Data listing.
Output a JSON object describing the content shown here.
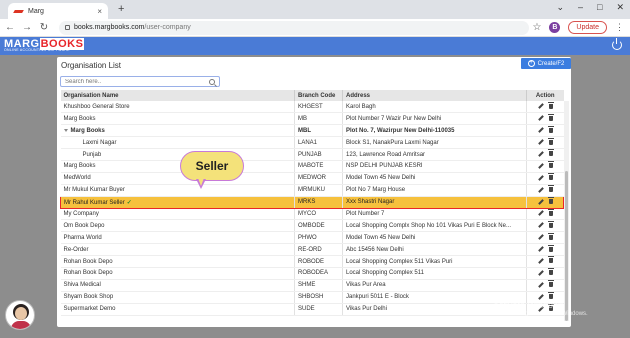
{
  "browser": {
    "tab_title": "Marg",
    "tab_close": "×",
    "new_tab": "+",
    "url_domain": "books.margbooks.com",
    "url_path": "/user-company",
    "profile_initial": "B",
    "update_label": "Update",
    "kebab": "⋮",
    "minimize": "⌄",
    "min2": "–",
    "restore": "□",
    "close": "✕"
  },
  "app": {
    "logo_text_1": "MARG",
    "logo_text_2": "BOOKS",
    "logo_tagline": "ONLINE ACCOUNTING SOFTWARE"
  },
  "panel": {
    "title": "Organisation List",
    "create_label": "Create/F2",
    "search_placeholder": "Search here..",
    "columns": [
      "Organisation Name",
      "Branch Code",
      "Address",
      "Action"
    ]
  },
  "rows": [
    {
      "name": "Khushboo General Store",
      "code": "KHGEST",
      "address": "Karol Bagh"
    },
    {
      "name": "Marg Books",
      "code": "MB",
      "address": "Plot Number 7 Wazir Pur New Delhi"
    },
    {
      "name": "Marg Books",
      "code": "MBL",
      "address": "Plot No. 7, Wazirpur New Delhi-110035"
    },
    {
      "name": "Laxmi Nagar",
      "code": "LANA1",
      "address": "Block S1, NanakPura Laxmi Nagar"
    },
    {
      "name": "Punjab",
      "code": "PUNJAB",
      "address": "123, Lawrence Road Amritsar"
    },
    {
      "name": "Marg Books",
      "code": "MABOTE",
      "address": "NSP DELHI PUNJAB KESRI"
    },
    {
      "name": "MedWorld",
      "code": "MEDWOR",
      "address": "Model Town 45 New Delhi"
    },
    {
      "name": "Mr Mukul Kumar Buyer",
      "code": "MRMUKU",
      "address": "Plot No 7 Marg House"
    },
    {
      "name": "Mr Rahul Kumar Seller",
      "code": "MRKS",
      "address": "Xxx Shastri Nagar"
    },
    {
      "name": "My Company",
      "code": "MYCO",
      "address": "Plot Number 7"
    },
    {
      "name": "Om Book Depo",
      "code": "OMBODE",
      "address": "Local Shopping Complx Shop No 101 Vikas Puri E Block Ne..."
    },
    {
      "name": "Pharma World",
      "code": "PHWO",
      "address": "Model Town 45 New Delhi"
    },
    {
      "name": "Re-Order",
      "code": "RE-ORD",
      "address": "Abc 15456 New Delhi"
    },
    {
      "name": "Rohan Book Depo",
      "code": "ROBODE",
      "address": "Local Shopping Complex 511 Vikas Puri"
    },
    {
      "name": "Rohan Book Depo",
      "code": "ROBODEA",
      "address": "Local Shopping Complex 511"
    },
    {
      "name": "Shiva Medical",
      "code": "SHME",
      "address": "Vikas Pur Area"
    },
    {
      "name": "Shyam Book Shop",
      "code": "SHBOSH",
      "address": "Jankpuri 5011 E - Block"
    },
    {
      "name": "Supermarket Demo",
      "code": "SUDE",
      "address": "Vikas Pur Delhi"
    }
  ],
  "callout": {
    "text": "Seller"
  },
  "check_mark": "✓",
  "watermark": {
    "line1": "Activate Windows",
    "line2": "Go to Settings to activate Windows."
  }
}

Task to carry out. Leave the pictures out, and transcribe each of the records exactly.

Result.
Output a JSON object describing the content shown here.
{
  "browser": {
    "tab_title": "Marg",
    "tab_close": "×",
    "new_tab": "+",
    "url_domain": "books.margbooks.com",
    "url_path": "/user-company",
    "profile_initial": "B",
    "update_label": "Update",
    "kebab": "⋮",
    "minimize": "⌄",
    "min2": "–",
    "restore": "□",
    "close": "✕"
  },
  "app": {
    "logo_text_1": "MARG",
    "logo_text_2": "BOOKS",
    "logo_tagline": "ONLINE ACCOUNTING SOFTWARE"
  },
  "panel": {
    "title": "Organisation List",
    "create_label": "Create/F2",
    "search_placeholder": "Search here..",
    "columns": [
      "Organisation Name",
      "Branch Code",
      "Address",
      "Action"
    ]
  },
  "rows": [
    {
      "name": "Khushboo General Store",
      "code": "KHGEST",
      "address": "Karol Bagh"
    },
    {
      "name": "Marg Books",
      "code": "MB",
      "address": "Plot Number 7 Wazir Pur New Delhi"
    },
    {
      "name": "Marg Books",
      "code": "MBL",
      "address": "Plot No. 7, Wazirpur New Delhi-110035"
    },
    {
      "name": "Laxmi Nagar",
      "code": "LANA1",
      "address": "Block S1, NanakPura Laxmi Nagar"
    },
    {
      "name": "Punjab",
      "code": "PUNJAB",
      "address": "123, Lawrence Road Amritsar"
    },
    {
      "name": "Marg Books",
      "code": "MABOTE",
      "address": "NSP DELHI PUNJAB KESRI"
    },
    {
      "name": "MedWorld",
      "code": "MEDWOR",
      "address": "Model Town 45 New Delhi"
    },
    {
      "name": "Mr Mukul Kumar Buyer",
      "code": "MRMUKU",
      "address": "Plot No 7 Marg House"
    },
    {
      "name": "Mr Rahul Kumar Seller",
      "code": "MRKS",
      "address": "Xxx Shastri Nagar"
    },
    {
      "name": "My Company",
      "code": "MYCO",
      "address": "Plot Number 7"
    },
    {
      "name": "Om Book Depo",
      "code": "OMBODE",
      "address": "Local Shopping Complx Shop No 101 Vikas Puri E Block Ne..."
    },
    {
      "name": "Pharma World",
      "code": "PHWO",
      "address": "Model Town 45 New Delhi"
    },
    {
      "name": "Re-Order",
      "code": "RE-ORD",
      "address": "Abc 15456 New Delhi"
    },
    {
      "name": "Rohan Book Depo",
      "code": "ROBODE",
      "address": "Local Shopping Complex 511 Vikas Puri"
    },
    {
      "name": "Rohan Book Depo",
      "code": "ROBODEA",
      "address": "Local Shopping Complex 511"
    },
    {
      "name": "Shiva Medical",
      "code": "SHME",
      "address": "Vikas Pur Area"
    },
    {
      "name": "Shyam Book Shop",
      "code": "SHBOSH",
      "address": "Jankpuri 5011 E - Block"
    },
    {
      "name": "Supermarket Demo",
      "code": "SUDE",
      "address": "Vikas Pur Delhi"
    }
  ],
  "callout": {
    "text": "Seller"
  },
  "check_mark": "✓",
  "watermark": {
    "line1": "Activate Windows",
    "line2": "Go to Settings to activate Windows."
  }
}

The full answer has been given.